----- STORED RECORDS

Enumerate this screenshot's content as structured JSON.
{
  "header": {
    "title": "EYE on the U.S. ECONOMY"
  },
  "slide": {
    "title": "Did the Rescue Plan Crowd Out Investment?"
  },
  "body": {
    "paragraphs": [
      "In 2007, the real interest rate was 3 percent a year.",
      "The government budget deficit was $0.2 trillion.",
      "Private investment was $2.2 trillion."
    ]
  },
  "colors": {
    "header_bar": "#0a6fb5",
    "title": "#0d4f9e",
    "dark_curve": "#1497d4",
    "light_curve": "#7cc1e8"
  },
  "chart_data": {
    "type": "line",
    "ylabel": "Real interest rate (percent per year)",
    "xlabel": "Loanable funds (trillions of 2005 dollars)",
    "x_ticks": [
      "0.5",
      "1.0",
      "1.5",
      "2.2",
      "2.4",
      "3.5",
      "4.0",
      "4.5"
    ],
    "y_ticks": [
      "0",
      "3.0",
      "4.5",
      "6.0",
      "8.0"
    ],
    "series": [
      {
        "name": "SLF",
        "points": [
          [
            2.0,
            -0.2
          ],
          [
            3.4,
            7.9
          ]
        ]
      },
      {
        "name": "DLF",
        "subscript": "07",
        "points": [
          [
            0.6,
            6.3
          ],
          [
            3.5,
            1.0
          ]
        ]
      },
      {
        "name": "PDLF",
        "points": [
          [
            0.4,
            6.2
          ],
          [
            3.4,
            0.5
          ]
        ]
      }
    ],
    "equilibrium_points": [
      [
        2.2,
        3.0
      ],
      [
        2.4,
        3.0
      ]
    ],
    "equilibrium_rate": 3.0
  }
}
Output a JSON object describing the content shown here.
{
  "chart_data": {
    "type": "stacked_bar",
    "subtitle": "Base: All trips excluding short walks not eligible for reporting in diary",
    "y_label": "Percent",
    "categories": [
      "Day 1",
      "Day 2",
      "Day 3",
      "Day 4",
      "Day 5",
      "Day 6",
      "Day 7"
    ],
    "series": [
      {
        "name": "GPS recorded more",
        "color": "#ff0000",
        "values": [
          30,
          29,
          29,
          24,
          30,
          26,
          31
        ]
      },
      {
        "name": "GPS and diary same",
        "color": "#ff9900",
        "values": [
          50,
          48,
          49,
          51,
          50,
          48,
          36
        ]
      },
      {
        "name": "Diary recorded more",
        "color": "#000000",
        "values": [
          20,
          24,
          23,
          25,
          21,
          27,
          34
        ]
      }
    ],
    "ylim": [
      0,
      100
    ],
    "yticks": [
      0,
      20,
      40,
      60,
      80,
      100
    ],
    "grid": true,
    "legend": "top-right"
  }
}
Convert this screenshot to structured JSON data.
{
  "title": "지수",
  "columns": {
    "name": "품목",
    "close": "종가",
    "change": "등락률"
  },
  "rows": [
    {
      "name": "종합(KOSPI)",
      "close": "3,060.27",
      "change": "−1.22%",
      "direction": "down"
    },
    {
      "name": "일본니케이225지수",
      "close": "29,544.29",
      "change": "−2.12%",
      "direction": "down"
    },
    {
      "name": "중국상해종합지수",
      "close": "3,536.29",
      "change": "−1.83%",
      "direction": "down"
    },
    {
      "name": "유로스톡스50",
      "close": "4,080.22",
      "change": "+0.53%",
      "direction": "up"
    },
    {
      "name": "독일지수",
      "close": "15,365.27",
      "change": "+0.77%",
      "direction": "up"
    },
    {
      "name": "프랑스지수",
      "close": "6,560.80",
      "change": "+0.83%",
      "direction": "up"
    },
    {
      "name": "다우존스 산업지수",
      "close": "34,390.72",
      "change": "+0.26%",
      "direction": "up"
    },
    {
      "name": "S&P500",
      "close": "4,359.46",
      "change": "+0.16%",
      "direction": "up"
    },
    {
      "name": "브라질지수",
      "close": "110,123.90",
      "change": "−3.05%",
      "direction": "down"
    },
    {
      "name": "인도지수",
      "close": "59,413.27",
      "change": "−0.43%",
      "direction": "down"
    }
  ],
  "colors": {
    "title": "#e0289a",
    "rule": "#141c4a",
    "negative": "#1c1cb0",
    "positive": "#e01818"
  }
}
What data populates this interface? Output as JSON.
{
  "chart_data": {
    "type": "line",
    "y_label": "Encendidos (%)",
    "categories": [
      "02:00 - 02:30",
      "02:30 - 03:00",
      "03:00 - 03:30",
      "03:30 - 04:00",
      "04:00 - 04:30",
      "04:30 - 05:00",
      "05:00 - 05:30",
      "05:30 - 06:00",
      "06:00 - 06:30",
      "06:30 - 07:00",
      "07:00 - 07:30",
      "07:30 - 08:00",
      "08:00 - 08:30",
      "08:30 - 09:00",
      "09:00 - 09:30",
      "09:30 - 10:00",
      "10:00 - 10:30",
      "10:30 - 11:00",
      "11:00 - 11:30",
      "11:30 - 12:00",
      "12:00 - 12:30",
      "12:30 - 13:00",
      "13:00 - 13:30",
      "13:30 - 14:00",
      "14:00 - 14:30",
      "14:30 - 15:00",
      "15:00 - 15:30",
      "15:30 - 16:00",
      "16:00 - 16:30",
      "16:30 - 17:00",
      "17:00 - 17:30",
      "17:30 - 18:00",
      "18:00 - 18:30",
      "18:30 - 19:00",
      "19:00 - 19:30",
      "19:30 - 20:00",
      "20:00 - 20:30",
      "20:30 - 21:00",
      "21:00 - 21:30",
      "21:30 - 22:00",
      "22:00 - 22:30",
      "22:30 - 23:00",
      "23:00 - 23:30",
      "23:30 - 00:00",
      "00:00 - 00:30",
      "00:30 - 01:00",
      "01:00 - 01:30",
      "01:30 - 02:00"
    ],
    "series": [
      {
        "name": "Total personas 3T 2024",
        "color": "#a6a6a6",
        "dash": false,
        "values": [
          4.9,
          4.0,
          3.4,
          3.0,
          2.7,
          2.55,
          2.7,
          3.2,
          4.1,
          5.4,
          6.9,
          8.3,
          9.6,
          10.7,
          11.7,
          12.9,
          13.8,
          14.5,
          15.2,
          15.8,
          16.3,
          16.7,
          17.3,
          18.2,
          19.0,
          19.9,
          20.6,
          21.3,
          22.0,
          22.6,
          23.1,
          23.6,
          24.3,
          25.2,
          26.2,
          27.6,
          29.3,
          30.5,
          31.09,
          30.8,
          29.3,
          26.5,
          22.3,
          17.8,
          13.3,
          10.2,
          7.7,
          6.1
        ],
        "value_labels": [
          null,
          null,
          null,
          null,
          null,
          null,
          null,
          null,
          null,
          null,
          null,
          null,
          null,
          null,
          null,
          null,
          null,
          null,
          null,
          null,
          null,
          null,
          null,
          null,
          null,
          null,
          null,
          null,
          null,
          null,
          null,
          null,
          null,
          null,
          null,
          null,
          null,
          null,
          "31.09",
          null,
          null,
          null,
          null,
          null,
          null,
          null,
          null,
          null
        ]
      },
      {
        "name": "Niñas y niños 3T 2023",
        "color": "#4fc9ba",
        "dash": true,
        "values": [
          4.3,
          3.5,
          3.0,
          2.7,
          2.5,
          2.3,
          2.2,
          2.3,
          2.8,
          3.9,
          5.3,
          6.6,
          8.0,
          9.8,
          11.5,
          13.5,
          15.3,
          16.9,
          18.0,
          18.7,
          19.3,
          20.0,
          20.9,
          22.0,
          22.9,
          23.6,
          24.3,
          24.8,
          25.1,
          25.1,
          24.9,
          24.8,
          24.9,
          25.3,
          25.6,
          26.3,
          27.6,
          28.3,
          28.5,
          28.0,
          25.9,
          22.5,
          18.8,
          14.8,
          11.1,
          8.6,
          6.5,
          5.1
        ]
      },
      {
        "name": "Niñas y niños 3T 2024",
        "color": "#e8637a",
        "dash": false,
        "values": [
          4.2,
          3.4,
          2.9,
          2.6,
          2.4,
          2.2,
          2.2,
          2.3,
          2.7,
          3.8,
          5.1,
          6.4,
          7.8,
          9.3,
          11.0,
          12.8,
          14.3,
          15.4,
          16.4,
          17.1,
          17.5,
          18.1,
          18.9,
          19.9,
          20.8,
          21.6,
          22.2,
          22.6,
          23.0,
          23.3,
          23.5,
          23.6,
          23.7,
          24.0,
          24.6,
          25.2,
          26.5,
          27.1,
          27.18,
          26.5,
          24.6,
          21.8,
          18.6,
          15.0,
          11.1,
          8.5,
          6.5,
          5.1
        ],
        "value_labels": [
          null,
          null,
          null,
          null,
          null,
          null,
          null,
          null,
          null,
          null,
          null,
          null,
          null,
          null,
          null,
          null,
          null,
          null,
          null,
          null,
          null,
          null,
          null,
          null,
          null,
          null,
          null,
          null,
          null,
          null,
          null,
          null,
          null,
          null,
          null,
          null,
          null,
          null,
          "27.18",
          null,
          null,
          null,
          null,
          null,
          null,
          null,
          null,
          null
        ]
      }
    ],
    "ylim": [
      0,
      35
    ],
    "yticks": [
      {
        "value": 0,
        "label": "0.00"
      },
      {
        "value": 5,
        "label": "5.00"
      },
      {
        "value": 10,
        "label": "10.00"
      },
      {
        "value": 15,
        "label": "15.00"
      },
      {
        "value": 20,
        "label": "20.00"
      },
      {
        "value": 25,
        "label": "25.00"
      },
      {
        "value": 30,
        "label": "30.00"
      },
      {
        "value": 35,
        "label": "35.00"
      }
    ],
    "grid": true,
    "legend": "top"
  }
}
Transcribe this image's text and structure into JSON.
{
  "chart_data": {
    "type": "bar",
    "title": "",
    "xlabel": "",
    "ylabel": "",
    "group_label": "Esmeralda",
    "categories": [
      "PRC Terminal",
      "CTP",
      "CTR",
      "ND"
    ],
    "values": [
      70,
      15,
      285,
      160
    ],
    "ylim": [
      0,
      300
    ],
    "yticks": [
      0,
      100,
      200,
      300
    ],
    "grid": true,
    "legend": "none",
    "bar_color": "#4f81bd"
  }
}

----------

◆ EXERCISE PROMPT: Show every line above in which the word "niños" occurs.

◆ RESPONSE TO THE TASK:
        "name": "Niñas y niños 3T 2023",
        "name": "Niñas y niños 3T 2024",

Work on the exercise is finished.